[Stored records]

►

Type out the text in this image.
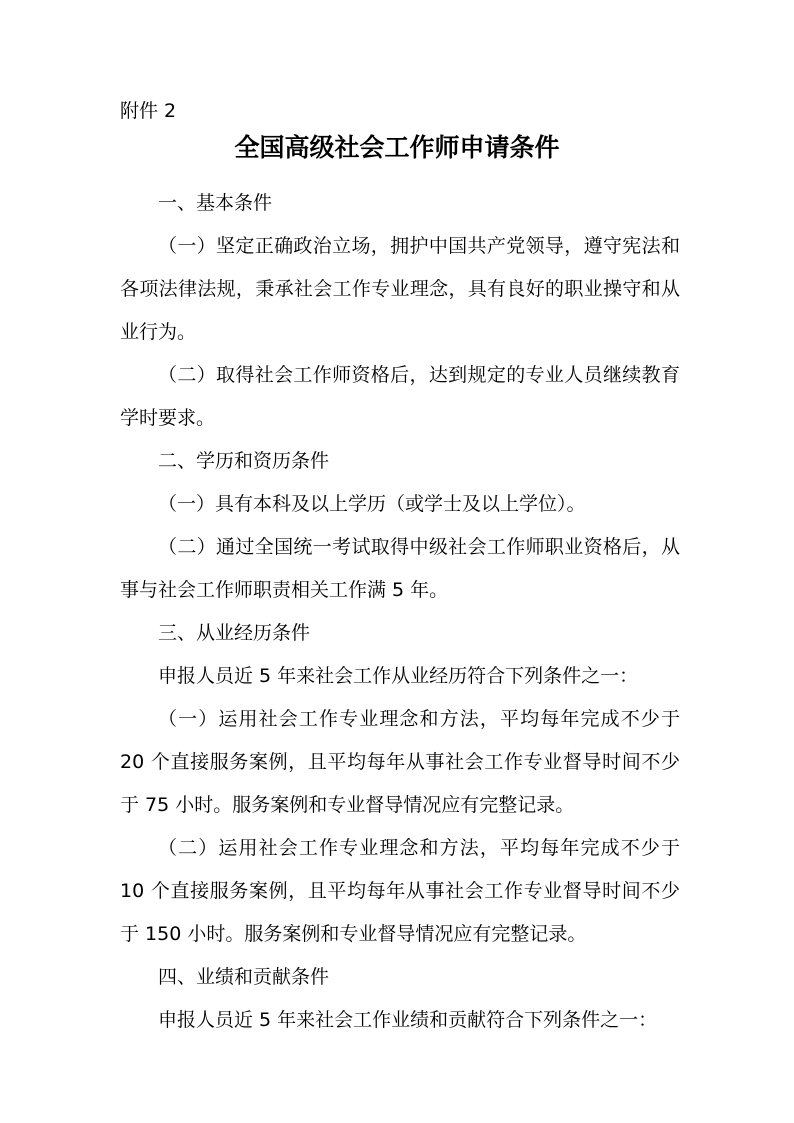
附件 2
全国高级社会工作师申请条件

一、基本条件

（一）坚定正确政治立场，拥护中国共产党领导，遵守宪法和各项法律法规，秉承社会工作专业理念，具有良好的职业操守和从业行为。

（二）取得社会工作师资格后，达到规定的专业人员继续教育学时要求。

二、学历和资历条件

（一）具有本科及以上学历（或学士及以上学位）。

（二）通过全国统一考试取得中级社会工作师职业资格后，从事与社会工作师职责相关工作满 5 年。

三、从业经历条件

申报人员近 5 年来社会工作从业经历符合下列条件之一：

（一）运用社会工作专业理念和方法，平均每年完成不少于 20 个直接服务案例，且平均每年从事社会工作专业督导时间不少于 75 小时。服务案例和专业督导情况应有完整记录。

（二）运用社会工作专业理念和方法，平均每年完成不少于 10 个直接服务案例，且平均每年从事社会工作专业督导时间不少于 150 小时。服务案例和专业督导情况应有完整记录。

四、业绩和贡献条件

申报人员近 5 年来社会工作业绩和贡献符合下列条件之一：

◄

GIVEN TASK: Repeat the lines above exactly, and keep every picture out.

TASK RESPONSE:
Type out the text in this image.
附件 2
全国高级社会工作师申请条件

一、基本条件

（一）坚定正确政治立场，拥护中国共产党领导，遵守宪法和各项法律法规，秉承社会工作专业理念，具有良好的职业操守和从业行为。

（二）取得社会工作师资格后，达到规定的专业人员继续教育学时要求。

二、学历和资历条件

（一）具有本科及以上学历（或学士及以上学位）。

（二）通过全国统一考试取得中级社会工作师职业资格后，从事与社会工作师职责相关工作满 5 年。

三、从业经历条件

申报人员近 5 年来社会工作从业经历符合下列条件之一：

（一）运用社会工作专业理念和方法，平均每年完成不少于 20 个直接服务案例，且平均每年从事社会工作专业督导时间不少于 75 小时。服务案例和专业督导情况应有完整记录。

（二）运用社会工作专业理念和方法，平均每年完成不少于 10 个直接服务案例，且平均每年从事社会工作专业督导时间不少于 150 小时。服务案例和专业督导情况应有完整记录。

四、业绩和贡献条件

申报人员近 5 年来社会工作业绩和贡献符合下列条件之一：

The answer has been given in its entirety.